# Records shown:
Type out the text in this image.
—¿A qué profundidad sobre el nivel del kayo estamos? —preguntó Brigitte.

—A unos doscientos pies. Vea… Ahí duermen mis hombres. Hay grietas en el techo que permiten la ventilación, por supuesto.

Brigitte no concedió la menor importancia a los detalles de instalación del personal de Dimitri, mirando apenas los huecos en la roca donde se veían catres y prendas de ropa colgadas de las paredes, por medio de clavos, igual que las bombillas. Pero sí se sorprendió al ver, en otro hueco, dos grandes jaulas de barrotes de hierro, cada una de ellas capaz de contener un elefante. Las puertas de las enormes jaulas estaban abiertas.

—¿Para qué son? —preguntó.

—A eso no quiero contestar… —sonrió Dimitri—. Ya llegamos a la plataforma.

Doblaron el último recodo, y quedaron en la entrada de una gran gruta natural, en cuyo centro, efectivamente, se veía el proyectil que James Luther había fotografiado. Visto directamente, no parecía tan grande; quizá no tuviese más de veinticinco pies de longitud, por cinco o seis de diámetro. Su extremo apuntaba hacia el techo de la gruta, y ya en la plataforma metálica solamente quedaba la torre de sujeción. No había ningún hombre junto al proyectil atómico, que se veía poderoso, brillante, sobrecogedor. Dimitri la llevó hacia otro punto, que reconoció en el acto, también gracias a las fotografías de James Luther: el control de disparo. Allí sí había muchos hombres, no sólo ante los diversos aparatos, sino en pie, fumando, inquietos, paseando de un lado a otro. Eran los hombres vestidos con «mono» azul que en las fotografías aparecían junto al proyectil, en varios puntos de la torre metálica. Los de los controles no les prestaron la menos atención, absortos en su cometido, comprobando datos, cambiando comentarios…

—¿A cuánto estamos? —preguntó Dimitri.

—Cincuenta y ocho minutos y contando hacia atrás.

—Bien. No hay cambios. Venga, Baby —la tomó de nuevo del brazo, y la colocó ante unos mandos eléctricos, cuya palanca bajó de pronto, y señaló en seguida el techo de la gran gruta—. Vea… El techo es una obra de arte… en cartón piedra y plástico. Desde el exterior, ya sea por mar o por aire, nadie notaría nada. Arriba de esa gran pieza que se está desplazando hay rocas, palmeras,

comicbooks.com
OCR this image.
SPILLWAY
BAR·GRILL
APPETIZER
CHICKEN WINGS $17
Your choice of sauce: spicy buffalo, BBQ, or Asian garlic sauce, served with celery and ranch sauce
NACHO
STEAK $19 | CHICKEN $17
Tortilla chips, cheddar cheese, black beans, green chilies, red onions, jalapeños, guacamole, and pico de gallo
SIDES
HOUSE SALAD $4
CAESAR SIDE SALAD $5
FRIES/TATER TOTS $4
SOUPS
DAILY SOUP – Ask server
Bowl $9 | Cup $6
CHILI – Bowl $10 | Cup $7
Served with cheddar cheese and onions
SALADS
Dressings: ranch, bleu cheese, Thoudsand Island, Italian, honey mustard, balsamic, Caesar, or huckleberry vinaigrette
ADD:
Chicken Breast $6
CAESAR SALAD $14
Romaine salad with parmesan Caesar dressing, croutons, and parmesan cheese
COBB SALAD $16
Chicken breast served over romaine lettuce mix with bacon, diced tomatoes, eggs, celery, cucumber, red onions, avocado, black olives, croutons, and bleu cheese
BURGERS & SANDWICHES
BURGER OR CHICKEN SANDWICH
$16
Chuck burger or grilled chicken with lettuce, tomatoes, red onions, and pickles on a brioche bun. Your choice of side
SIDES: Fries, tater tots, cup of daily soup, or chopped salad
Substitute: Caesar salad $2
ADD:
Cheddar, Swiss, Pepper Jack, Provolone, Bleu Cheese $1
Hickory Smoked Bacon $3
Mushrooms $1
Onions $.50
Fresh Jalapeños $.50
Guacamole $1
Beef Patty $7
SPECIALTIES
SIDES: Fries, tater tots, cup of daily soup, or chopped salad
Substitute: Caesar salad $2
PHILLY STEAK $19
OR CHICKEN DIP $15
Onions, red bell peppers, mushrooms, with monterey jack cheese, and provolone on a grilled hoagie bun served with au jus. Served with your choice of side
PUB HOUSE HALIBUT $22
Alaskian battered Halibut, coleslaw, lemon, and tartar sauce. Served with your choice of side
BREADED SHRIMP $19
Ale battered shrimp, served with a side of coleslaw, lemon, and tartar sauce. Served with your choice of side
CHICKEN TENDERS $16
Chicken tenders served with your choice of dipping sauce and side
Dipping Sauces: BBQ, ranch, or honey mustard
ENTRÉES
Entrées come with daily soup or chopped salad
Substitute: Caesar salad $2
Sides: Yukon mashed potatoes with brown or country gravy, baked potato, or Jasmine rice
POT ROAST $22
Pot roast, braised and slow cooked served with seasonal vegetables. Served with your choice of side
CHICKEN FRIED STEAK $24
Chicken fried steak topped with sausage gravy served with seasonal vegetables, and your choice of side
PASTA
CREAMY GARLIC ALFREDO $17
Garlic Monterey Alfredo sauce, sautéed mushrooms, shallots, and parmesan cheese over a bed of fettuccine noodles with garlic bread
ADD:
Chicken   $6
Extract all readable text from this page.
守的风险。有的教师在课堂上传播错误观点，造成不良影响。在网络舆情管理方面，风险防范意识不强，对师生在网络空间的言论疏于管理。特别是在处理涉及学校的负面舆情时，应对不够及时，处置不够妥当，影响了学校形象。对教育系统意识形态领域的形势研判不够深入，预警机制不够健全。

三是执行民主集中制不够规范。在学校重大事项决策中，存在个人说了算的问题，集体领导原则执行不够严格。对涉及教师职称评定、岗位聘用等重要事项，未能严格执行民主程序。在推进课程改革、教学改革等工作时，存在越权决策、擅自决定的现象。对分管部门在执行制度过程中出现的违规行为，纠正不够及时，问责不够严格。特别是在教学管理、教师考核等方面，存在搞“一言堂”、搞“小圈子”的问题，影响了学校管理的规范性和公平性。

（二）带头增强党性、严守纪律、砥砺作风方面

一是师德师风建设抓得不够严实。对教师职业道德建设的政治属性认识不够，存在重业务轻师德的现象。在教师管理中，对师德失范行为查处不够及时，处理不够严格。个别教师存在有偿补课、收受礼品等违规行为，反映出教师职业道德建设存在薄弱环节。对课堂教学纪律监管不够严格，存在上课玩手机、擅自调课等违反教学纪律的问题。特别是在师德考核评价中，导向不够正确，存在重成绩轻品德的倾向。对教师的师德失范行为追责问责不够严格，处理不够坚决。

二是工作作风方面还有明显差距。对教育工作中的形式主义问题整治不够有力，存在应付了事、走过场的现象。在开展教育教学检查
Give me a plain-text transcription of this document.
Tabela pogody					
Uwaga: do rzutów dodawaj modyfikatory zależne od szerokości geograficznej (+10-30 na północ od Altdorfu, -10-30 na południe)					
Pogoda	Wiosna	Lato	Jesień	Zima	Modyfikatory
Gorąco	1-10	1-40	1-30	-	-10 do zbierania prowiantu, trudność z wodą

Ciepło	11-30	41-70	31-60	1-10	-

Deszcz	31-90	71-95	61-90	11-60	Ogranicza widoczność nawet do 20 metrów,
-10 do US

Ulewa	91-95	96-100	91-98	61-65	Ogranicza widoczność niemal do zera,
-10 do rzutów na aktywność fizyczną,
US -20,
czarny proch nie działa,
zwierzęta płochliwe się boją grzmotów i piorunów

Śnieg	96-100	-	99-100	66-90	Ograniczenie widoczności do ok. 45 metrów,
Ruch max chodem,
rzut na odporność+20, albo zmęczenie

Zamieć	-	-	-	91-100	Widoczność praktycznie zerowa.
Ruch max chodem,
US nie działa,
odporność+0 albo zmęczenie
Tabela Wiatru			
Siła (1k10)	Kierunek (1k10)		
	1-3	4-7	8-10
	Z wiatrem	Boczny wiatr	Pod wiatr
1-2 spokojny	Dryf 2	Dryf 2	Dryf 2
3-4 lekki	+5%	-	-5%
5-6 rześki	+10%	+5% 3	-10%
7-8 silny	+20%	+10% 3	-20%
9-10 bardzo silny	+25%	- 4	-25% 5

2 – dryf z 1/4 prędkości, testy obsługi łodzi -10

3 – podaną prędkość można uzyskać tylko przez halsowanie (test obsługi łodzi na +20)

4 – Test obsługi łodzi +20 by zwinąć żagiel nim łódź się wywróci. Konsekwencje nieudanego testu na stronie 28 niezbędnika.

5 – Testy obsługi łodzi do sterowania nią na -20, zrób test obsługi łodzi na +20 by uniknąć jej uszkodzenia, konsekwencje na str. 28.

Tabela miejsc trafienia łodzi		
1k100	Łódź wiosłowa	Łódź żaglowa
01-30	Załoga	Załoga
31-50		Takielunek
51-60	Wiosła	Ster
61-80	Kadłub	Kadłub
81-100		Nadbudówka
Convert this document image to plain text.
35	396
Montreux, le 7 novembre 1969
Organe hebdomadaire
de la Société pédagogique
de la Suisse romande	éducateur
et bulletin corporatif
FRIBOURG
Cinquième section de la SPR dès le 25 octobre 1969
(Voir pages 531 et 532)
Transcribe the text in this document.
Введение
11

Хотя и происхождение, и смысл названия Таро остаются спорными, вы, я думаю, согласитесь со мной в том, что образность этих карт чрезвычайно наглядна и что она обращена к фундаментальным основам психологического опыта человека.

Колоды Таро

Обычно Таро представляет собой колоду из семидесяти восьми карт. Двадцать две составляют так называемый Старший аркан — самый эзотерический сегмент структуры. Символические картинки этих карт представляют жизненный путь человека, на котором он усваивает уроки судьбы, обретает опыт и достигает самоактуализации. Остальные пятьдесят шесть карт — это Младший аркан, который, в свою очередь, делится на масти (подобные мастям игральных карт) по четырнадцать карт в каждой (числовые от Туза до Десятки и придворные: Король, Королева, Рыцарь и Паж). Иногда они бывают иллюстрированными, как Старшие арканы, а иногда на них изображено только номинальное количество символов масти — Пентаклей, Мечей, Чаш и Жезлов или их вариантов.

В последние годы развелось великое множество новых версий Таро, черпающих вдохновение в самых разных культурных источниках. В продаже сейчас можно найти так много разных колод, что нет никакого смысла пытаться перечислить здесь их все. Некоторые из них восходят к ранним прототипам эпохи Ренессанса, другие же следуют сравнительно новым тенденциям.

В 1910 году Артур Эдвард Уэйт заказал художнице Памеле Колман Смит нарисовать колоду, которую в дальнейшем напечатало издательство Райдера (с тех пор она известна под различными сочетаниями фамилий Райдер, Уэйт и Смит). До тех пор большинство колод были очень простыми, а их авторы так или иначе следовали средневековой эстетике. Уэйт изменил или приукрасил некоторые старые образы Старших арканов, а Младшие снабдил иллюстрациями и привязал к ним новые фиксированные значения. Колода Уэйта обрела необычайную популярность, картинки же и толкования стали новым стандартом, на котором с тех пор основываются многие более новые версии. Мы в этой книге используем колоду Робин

# Directions:
Count the lines in the records above that hold the word "grilled", and give only that number.

# Complete response:
2